### REQUIREMENT
Read the material below and tally how many lines hold the word "name", giving the number and nothing else.

### RAW DATA
* * *
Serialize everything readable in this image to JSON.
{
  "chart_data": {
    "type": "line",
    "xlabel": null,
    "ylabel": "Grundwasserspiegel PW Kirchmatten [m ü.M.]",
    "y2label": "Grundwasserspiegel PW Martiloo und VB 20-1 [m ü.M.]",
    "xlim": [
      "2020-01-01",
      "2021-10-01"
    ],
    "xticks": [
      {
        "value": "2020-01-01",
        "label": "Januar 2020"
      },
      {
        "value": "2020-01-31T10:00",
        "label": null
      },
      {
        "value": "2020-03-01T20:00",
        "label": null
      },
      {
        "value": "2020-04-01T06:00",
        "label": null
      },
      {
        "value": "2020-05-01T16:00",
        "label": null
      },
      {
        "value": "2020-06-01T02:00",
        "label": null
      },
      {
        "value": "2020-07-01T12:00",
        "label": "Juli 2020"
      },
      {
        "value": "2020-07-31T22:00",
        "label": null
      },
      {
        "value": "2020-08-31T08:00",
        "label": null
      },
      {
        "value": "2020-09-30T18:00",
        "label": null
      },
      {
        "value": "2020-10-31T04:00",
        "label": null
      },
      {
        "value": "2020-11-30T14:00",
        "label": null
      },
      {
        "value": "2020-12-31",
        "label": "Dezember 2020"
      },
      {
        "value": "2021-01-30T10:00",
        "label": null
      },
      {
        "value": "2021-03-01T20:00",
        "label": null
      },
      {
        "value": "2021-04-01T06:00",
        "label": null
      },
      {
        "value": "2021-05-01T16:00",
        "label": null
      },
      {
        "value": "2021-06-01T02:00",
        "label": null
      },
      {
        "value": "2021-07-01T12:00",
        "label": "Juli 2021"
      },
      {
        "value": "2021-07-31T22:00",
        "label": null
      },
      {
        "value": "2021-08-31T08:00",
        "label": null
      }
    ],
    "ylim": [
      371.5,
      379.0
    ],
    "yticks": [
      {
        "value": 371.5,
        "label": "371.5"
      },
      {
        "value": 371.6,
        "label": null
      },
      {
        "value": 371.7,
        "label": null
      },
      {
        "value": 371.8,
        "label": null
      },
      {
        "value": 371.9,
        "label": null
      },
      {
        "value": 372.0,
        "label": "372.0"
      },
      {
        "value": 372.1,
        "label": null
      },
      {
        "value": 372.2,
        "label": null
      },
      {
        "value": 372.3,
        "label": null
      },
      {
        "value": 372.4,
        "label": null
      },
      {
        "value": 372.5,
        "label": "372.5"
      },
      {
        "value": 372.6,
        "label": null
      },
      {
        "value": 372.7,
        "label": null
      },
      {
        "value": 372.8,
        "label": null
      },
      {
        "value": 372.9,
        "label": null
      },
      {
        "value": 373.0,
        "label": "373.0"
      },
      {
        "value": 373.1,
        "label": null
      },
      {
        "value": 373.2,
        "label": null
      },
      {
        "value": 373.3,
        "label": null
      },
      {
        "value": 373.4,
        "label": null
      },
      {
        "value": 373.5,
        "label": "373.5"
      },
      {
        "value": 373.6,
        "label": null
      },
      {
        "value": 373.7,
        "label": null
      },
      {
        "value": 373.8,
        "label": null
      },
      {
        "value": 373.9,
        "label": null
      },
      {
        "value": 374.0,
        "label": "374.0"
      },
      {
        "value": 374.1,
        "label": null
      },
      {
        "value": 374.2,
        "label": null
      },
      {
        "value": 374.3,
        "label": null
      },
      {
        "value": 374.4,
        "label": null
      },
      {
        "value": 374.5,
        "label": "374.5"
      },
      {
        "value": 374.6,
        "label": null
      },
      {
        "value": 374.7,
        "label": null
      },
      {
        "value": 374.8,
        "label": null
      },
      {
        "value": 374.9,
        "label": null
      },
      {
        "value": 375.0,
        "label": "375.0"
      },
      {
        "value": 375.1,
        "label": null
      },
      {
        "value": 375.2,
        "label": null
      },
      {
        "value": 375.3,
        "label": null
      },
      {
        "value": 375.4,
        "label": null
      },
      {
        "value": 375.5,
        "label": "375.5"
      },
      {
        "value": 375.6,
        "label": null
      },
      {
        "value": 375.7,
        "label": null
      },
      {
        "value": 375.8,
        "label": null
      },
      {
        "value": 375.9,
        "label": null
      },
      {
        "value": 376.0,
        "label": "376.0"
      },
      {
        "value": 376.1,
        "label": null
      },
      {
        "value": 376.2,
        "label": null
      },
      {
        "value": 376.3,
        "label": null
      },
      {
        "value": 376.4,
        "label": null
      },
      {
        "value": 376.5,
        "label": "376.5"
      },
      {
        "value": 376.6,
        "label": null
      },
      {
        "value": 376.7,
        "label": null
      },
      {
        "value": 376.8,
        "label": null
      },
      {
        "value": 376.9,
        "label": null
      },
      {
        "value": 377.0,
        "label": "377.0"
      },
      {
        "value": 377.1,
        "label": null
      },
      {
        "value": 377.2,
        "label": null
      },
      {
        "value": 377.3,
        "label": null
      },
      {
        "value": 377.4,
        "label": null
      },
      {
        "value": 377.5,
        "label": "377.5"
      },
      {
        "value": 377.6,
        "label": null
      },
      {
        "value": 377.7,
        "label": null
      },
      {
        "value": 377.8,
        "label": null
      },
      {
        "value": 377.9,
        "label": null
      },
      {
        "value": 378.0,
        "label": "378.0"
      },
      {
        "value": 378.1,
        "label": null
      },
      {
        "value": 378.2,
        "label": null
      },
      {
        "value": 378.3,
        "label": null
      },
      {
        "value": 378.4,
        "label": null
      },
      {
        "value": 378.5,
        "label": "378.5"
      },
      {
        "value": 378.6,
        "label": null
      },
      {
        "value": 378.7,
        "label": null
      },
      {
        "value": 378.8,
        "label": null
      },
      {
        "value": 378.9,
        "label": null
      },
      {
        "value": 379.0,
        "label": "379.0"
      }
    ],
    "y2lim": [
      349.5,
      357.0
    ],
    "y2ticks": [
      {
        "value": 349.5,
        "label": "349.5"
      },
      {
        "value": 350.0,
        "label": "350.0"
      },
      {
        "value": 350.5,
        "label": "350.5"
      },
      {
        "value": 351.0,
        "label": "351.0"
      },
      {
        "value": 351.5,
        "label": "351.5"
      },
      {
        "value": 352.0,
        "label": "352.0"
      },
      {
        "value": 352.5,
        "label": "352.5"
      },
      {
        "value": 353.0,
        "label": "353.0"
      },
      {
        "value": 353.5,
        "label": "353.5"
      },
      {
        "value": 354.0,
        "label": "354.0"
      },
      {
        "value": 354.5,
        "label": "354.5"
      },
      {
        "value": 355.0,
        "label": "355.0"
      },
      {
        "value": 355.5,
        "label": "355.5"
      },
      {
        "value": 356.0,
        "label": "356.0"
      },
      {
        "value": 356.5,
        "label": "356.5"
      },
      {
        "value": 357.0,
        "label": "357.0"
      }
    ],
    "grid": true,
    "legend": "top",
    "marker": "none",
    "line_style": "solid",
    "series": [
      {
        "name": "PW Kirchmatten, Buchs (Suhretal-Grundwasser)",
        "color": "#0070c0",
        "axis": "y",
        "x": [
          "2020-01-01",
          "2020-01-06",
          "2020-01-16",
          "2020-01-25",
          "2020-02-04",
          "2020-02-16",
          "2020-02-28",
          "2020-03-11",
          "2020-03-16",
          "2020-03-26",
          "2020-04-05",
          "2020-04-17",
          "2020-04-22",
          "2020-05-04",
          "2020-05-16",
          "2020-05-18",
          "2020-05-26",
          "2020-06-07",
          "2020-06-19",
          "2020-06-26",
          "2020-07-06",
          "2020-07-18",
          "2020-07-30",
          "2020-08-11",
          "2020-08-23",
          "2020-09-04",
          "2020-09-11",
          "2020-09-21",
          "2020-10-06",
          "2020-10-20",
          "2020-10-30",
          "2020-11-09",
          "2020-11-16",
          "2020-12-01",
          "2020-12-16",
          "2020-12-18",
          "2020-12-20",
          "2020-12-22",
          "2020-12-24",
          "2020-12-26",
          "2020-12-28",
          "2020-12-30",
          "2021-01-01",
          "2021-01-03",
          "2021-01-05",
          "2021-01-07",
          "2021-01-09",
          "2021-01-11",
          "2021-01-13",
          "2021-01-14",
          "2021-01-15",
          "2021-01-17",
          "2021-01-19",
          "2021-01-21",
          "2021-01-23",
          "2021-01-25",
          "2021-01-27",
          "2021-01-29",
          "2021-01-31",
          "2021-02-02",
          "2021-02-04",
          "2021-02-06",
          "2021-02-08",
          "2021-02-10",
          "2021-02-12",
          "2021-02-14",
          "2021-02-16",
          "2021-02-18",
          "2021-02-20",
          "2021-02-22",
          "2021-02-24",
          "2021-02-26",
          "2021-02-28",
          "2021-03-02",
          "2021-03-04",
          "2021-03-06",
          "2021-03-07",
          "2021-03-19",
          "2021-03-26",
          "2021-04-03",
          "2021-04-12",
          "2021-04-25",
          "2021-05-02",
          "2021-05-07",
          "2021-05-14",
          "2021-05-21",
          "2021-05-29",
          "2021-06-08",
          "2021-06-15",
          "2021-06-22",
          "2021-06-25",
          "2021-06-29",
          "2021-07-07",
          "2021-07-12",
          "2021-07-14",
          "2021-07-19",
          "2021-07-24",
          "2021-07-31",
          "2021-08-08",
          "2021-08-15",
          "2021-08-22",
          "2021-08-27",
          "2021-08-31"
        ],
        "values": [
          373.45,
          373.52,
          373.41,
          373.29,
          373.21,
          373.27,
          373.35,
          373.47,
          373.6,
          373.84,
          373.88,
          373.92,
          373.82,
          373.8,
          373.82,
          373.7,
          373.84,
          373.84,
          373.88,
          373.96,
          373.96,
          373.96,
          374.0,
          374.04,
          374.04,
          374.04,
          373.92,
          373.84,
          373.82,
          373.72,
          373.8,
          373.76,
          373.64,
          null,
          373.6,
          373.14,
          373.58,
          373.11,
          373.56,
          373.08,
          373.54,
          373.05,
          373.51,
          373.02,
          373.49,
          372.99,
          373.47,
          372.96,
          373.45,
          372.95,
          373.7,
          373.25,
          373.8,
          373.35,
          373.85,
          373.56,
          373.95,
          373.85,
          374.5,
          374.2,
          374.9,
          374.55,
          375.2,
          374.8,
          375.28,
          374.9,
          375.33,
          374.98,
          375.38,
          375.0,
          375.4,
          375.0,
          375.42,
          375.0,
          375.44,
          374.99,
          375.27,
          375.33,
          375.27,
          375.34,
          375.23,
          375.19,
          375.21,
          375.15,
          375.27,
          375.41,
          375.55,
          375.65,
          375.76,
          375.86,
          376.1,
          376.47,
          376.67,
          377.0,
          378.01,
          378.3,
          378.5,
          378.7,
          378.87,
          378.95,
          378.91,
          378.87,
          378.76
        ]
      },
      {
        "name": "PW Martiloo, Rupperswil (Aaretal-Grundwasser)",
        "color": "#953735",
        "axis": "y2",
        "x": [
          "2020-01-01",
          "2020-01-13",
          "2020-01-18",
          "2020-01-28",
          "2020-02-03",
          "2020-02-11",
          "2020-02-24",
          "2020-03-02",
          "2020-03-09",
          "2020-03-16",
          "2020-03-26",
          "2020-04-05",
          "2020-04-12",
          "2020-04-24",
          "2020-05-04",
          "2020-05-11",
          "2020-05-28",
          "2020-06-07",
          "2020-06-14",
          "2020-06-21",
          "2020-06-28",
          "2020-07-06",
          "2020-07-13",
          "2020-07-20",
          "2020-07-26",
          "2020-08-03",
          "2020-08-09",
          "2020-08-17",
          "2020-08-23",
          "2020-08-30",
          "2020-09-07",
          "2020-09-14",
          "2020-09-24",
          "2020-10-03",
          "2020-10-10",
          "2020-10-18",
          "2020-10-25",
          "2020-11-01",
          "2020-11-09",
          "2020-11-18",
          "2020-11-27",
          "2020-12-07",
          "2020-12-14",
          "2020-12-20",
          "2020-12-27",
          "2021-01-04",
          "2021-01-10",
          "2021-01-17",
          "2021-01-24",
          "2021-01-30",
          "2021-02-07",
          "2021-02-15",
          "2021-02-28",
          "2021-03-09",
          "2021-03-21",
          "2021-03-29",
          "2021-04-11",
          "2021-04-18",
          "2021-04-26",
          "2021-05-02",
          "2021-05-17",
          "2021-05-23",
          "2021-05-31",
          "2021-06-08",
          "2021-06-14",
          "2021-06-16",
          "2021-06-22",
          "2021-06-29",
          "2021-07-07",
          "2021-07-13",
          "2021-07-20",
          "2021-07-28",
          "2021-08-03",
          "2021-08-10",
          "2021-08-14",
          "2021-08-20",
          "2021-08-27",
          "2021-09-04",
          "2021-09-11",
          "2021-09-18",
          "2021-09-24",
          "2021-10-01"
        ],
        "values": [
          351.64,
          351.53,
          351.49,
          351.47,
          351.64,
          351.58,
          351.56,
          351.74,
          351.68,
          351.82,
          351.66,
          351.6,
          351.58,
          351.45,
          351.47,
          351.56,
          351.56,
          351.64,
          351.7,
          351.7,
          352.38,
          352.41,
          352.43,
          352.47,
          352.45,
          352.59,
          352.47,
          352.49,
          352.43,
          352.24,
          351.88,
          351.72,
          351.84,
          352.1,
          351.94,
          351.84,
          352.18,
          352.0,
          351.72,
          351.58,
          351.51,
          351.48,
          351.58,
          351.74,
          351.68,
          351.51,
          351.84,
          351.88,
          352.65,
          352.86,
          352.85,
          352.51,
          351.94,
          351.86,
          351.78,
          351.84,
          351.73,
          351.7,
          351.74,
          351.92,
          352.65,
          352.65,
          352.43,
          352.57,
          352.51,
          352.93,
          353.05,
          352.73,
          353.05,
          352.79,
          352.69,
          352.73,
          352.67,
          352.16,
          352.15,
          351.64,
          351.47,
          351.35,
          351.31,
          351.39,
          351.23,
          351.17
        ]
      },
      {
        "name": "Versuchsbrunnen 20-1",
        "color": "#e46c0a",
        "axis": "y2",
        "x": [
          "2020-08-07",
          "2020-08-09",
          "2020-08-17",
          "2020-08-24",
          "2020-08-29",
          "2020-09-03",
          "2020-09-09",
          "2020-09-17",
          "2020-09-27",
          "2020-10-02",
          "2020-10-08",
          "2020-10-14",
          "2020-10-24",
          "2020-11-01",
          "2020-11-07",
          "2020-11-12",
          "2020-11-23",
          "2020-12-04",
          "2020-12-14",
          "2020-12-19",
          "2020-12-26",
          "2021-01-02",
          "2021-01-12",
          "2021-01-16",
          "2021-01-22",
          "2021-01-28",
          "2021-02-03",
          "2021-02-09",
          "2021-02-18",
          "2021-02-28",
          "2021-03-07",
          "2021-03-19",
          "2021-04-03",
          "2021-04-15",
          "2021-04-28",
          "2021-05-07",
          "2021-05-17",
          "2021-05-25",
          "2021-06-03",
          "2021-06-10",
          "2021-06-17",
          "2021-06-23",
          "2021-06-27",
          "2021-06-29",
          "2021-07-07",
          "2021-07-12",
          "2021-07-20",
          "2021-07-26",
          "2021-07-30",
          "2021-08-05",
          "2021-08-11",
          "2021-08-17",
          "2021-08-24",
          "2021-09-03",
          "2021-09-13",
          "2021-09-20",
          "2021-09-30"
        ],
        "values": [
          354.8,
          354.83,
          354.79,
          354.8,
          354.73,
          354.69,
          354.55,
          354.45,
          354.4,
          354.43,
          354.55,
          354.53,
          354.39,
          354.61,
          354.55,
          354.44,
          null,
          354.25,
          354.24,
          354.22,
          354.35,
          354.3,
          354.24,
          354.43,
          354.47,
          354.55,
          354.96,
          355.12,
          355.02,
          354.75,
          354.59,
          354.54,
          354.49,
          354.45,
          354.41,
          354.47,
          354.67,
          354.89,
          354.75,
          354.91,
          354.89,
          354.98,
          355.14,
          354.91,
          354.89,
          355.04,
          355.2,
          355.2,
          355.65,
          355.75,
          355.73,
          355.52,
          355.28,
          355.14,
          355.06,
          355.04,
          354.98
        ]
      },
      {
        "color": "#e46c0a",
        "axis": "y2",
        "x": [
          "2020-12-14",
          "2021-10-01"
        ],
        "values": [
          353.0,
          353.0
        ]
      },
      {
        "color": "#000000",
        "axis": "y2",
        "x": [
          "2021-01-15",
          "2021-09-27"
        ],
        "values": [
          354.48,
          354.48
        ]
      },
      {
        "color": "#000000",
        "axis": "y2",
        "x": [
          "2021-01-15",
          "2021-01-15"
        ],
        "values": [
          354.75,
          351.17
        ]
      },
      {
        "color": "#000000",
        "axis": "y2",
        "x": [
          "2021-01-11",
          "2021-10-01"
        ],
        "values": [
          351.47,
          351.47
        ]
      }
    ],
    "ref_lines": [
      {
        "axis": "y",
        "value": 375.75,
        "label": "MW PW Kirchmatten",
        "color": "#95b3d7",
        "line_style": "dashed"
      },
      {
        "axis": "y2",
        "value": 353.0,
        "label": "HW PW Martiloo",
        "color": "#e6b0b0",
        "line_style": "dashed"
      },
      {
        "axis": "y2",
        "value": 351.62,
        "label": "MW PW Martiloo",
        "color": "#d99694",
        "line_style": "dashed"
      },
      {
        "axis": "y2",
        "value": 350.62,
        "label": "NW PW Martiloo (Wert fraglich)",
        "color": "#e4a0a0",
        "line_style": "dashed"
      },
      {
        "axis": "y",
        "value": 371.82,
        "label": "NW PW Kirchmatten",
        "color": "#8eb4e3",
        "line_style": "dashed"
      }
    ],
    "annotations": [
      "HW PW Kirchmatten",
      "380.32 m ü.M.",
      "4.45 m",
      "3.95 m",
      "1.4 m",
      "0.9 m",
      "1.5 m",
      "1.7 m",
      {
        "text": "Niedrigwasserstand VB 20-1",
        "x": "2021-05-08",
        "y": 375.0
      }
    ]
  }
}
* * *
### ANSWER TO THE EXERCISE
3